* **Task goal**
Say how many lines of the material below contain the word "color", with no other words.

* **Figure data in JSON**
═══

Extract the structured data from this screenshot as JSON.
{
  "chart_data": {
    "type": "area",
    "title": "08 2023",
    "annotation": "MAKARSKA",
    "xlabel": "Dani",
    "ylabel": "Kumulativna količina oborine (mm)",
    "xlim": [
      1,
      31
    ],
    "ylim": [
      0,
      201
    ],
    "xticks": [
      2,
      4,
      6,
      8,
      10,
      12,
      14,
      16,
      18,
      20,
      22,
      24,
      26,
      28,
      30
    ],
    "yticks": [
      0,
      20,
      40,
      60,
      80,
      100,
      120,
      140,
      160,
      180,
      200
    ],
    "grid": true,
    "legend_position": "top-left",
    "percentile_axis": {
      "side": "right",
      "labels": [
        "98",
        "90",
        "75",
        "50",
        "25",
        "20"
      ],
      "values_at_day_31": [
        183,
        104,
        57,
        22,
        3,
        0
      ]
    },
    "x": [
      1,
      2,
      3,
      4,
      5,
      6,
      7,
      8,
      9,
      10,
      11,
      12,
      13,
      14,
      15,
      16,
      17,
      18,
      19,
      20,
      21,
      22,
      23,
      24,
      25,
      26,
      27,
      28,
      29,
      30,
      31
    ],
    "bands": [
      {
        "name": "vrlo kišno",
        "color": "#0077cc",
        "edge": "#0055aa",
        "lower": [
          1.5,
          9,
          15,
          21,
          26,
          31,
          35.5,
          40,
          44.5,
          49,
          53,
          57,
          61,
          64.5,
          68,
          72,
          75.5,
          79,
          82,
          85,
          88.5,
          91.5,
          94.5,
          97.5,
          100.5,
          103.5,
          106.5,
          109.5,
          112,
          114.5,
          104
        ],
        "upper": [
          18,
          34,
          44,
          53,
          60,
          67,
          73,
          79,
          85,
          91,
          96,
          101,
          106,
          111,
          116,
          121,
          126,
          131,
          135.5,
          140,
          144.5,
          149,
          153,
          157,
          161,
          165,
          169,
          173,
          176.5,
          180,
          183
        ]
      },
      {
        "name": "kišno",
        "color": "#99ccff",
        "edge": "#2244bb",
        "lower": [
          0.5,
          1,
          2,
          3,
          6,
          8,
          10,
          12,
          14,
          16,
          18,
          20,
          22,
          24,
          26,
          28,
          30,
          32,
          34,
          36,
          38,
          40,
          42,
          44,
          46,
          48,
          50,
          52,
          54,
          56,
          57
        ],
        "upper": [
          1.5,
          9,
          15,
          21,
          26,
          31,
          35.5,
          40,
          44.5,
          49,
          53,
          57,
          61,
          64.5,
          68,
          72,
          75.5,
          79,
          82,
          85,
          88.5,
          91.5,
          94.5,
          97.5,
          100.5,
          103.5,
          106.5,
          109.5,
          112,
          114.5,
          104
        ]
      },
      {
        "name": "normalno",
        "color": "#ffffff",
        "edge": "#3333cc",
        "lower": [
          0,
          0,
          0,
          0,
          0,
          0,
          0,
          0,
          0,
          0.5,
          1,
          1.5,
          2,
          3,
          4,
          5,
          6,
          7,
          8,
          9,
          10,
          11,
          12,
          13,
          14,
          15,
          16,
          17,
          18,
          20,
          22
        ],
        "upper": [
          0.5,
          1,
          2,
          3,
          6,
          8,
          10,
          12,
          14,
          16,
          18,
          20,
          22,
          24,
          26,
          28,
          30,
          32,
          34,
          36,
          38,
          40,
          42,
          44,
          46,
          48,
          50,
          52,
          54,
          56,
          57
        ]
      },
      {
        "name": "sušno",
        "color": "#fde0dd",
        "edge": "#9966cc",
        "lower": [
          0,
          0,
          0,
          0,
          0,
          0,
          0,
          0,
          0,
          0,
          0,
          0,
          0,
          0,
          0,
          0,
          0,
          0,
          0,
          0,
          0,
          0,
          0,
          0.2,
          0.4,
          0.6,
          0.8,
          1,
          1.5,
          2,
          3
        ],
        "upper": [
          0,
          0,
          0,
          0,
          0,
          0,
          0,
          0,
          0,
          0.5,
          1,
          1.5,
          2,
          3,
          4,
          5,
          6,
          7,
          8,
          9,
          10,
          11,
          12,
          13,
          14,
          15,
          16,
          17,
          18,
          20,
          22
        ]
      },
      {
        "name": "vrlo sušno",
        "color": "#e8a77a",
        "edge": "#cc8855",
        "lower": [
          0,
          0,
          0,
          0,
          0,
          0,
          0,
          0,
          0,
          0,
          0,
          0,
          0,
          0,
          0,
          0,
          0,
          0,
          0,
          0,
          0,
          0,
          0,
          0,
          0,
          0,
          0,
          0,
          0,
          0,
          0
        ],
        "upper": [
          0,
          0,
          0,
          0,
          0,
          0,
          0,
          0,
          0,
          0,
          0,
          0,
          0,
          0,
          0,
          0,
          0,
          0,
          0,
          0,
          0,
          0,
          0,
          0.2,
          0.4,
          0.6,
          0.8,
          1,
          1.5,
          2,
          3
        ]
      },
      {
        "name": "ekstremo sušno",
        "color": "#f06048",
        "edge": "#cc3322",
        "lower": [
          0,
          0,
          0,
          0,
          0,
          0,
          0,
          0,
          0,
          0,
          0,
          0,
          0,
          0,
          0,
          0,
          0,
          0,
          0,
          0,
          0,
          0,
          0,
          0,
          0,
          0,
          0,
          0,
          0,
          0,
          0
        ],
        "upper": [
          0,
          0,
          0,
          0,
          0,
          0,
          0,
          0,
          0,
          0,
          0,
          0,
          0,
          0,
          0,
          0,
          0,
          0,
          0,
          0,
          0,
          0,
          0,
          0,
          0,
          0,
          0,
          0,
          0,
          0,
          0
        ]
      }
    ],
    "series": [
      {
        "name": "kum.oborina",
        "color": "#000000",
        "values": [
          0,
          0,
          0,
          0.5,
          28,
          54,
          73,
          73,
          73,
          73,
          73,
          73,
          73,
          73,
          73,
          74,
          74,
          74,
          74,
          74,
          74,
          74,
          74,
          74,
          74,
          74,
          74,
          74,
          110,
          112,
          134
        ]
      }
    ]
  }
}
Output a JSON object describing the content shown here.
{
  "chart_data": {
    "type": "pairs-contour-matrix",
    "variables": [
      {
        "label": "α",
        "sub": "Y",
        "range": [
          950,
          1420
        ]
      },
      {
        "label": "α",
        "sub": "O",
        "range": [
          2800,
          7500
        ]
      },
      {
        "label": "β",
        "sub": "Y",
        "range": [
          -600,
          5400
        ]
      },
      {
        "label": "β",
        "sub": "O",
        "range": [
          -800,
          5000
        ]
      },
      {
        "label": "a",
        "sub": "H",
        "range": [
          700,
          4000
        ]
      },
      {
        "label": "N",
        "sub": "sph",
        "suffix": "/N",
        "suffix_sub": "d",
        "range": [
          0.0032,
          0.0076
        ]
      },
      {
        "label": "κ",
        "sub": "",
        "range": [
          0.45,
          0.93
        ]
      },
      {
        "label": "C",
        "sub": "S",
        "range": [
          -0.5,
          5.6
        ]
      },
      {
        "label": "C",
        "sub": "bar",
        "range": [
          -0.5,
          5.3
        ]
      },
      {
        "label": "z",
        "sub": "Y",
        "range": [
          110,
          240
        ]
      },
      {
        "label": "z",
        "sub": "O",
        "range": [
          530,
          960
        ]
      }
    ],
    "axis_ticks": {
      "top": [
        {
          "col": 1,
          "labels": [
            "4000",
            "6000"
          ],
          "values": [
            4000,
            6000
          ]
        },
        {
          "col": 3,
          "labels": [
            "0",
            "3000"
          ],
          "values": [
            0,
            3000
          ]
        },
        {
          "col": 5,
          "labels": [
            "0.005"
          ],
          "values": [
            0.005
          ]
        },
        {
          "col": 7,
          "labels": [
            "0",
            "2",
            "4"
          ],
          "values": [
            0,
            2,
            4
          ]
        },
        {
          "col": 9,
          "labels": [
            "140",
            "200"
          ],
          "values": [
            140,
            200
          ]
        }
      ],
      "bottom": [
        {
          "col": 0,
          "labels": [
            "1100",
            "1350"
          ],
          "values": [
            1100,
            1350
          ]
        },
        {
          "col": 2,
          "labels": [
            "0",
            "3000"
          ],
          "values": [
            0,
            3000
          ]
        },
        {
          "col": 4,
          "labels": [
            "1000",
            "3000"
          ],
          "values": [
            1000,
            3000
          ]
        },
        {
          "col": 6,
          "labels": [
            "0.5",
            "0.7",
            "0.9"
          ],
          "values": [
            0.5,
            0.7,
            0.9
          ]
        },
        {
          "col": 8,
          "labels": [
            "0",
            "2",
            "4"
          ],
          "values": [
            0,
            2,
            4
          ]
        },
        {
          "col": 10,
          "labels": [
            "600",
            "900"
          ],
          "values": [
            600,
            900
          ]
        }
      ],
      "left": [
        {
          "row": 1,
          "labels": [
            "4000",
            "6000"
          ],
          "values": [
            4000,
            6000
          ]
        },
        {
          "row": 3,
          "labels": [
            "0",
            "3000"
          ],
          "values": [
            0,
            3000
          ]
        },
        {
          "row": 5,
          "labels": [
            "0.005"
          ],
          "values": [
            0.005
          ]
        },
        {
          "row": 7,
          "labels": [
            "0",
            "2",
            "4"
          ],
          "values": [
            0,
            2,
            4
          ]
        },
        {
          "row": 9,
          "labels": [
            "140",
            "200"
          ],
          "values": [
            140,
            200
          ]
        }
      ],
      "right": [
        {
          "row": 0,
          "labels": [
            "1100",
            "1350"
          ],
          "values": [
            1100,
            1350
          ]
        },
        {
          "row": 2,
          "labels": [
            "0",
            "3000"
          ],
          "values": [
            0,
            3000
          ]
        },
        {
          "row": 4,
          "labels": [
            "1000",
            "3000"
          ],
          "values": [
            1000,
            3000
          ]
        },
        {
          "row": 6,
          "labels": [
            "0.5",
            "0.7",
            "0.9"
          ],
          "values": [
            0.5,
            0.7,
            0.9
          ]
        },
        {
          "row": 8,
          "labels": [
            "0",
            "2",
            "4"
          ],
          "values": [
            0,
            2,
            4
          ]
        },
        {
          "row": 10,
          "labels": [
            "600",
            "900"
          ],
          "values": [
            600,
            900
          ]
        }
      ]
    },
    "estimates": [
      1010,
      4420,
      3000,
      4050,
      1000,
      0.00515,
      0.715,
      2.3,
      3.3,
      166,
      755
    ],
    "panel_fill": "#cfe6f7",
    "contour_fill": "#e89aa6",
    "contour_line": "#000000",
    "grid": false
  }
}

═══

* **Result for this task**
7